• [Provided text]

*** Block opens ***

The Kenya Wildlife Service is spearheading efforts to get the Delta listed as a Ramsar wetland of international importance. It will take time to compile ecological, hydrological and socioeconomic data, and to map the Delta. Meanwhile, the current development proposals put the people, biodiversity and ecological functions of the Delta in great jeopardy. An economic study has already shown that a master plan, which integrates better and more sustainable management of existing activities with a conservation-focused future development, could generate more income and better livelihoods than these large and ill thought out developments. NatureKenya hopes to facilitate production of such a plan by working closely with local communities.

*** Block closes ***

• [Complete the following]
[a] According to the Delta passage, which organization is leading the effort to have the Delta listed as a Ramsar wetland?
[b] From the Delta passage, extract everything from "The Kenya Wildlife" down to "with local communities.".
The listing after this point is separate material and has no connection to the Delta passage.

Page segmentation data
*** Block opens ***

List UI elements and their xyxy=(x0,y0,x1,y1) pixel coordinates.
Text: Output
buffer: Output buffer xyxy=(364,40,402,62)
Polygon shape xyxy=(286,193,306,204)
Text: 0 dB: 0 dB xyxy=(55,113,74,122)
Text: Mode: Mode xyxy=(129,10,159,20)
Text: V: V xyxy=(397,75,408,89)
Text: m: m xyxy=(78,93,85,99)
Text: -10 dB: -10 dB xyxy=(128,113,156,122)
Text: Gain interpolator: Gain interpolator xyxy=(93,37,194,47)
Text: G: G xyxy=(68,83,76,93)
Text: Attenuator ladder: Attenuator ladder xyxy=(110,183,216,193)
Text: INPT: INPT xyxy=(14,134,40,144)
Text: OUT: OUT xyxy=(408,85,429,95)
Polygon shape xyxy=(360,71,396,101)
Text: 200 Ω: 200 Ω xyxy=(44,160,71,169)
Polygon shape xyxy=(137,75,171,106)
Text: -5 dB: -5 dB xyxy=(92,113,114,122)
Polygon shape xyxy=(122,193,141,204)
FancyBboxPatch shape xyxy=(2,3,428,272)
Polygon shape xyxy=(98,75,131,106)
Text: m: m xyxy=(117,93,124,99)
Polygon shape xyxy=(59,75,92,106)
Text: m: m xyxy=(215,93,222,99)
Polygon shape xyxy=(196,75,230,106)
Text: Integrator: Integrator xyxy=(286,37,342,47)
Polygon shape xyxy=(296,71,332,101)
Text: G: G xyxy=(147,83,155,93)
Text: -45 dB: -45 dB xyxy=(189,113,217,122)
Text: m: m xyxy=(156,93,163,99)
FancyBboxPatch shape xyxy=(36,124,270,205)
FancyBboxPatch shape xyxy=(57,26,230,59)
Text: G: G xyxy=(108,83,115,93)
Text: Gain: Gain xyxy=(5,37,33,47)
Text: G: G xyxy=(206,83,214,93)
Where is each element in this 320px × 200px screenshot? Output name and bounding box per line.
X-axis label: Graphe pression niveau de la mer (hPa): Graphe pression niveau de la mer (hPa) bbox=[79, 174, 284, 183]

*** Block closes ***

• [Results of the tasks]
[a] The Kenya Wildlife Service.

[b]
The Kenya Wildlife Service is spearheading efforts to get the Delta listed as a Ramsar wetland of international importance. It will take time to compile ecological, hydrological and socioeconomic data, and to map the Delta. Meanwhile, the current development proposals put the people, biodiversity and ecological functions of the Delta in great jeopardy. An economic study has already shown that a master plan, which integrates better and more sustainable management of existing activities with a conservation-focused future development, could generate more income and better livelihoods than these large and ill thought out developments. NatureKenya hopes to facilitate production of such a plan by working closely with local communities.